_Given exercise_.
Every line holding the string "JSON" should be gathered.

(begin)

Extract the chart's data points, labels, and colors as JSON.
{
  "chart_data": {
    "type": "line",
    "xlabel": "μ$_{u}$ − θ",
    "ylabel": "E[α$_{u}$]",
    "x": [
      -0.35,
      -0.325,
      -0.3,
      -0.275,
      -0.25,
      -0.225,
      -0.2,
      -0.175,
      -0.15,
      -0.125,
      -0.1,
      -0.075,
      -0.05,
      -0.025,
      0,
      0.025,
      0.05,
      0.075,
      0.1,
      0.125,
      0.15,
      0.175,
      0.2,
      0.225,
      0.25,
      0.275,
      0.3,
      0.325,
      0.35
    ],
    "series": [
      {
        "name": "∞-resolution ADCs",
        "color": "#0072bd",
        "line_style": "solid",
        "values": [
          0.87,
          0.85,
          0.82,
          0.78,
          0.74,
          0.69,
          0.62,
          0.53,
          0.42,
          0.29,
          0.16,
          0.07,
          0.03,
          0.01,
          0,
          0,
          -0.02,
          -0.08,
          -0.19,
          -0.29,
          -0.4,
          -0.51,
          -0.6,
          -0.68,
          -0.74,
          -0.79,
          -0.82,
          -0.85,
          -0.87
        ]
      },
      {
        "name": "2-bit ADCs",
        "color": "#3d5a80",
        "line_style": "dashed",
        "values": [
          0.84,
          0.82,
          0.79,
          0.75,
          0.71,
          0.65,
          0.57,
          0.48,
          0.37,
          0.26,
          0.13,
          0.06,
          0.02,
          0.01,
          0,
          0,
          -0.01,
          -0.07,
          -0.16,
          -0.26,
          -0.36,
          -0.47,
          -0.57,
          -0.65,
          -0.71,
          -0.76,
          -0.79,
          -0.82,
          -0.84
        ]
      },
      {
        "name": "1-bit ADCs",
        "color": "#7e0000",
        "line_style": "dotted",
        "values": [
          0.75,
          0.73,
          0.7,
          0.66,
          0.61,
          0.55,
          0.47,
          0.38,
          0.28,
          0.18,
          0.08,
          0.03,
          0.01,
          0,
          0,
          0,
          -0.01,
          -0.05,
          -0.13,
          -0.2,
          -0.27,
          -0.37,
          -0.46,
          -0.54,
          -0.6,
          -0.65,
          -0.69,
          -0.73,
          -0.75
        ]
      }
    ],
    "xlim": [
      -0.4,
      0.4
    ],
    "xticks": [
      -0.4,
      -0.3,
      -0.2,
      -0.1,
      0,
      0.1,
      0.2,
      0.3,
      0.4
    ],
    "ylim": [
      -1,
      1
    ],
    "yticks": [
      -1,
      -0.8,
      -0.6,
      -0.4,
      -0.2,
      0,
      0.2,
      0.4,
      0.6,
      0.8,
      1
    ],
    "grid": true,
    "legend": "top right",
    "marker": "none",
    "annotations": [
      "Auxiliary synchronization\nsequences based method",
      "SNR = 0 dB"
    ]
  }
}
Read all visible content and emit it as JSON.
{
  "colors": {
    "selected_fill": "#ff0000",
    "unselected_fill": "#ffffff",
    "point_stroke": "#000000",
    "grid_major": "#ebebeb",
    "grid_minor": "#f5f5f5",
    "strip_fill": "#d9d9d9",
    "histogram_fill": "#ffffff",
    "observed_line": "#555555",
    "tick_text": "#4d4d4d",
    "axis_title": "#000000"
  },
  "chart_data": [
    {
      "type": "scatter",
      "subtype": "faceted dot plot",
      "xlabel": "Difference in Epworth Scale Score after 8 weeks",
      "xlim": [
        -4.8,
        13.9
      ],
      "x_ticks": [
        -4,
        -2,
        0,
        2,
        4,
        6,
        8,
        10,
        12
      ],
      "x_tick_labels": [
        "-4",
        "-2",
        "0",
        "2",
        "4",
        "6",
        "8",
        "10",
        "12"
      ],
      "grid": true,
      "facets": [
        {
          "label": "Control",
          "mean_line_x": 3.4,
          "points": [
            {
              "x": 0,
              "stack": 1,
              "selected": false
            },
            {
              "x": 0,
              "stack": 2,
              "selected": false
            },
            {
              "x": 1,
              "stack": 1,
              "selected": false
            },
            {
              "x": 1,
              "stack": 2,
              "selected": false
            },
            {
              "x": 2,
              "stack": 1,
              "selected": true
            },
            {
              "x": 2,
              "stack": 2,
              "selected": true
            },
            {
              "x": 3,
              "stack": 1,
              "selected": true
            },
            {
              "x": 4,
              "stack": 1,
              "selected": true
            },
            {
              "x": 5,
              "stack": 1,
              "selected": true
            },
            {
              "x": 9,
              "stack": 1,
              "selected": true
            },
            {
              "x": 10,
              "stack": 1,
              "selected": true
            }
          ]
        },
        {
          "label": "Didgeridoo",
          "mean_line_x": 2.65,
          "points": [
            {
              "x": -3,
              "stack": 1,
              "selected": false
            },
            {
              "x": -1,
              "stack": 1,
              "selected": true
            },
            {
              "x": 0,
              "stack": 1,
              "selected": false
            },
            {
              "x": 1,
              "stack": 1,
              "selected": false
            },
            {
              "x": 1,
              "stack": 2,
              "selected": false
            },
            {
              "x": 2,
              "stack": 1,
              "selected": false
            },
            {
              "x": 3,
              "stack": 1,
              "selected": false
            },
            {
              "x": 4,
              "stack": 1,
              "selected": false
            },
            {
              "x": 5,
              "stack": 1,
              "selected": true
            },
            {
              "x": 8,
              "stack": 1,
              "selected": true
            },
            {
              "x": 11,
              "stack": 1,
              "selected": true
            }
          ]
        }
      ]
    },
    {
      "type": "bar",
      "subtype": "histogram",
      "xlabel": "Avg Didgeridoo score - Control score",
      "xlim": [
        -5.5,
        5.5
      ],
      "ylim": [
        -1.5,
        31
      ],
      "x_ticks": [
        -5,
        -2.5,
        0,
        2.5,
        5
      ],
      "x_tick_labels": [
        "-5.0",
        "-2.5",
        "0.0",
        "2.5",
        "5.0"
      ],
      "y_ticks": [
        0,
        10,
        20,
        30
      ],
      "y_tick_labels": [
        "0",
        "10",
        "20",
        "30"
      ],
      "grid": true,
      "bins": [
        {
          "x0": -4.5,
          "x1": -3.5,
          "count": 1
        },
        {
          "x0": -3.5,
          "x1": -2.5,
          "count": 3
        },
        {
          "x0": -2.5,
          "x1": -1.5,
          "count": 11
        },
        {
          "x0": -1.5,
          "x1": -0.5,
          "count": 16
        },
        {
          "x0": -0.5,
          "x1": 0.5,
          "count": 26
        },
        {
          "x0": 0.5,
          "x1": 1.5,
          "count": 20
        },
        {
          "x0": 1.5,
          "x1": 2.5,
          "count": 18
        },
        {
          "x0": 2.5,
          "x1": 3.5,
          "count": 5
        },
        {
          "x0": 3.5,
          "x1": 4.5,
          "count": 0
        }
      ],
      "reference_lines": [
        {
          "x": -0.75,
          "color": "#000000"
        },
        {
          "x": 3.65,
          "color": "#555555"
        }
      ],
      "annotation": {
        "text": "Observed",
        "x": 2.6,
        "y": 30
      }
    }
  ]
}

(end)

_Expected answer_.
Extract the chart's data points, labels, and colors as JSON.
Read all visible content and emit it as JSON.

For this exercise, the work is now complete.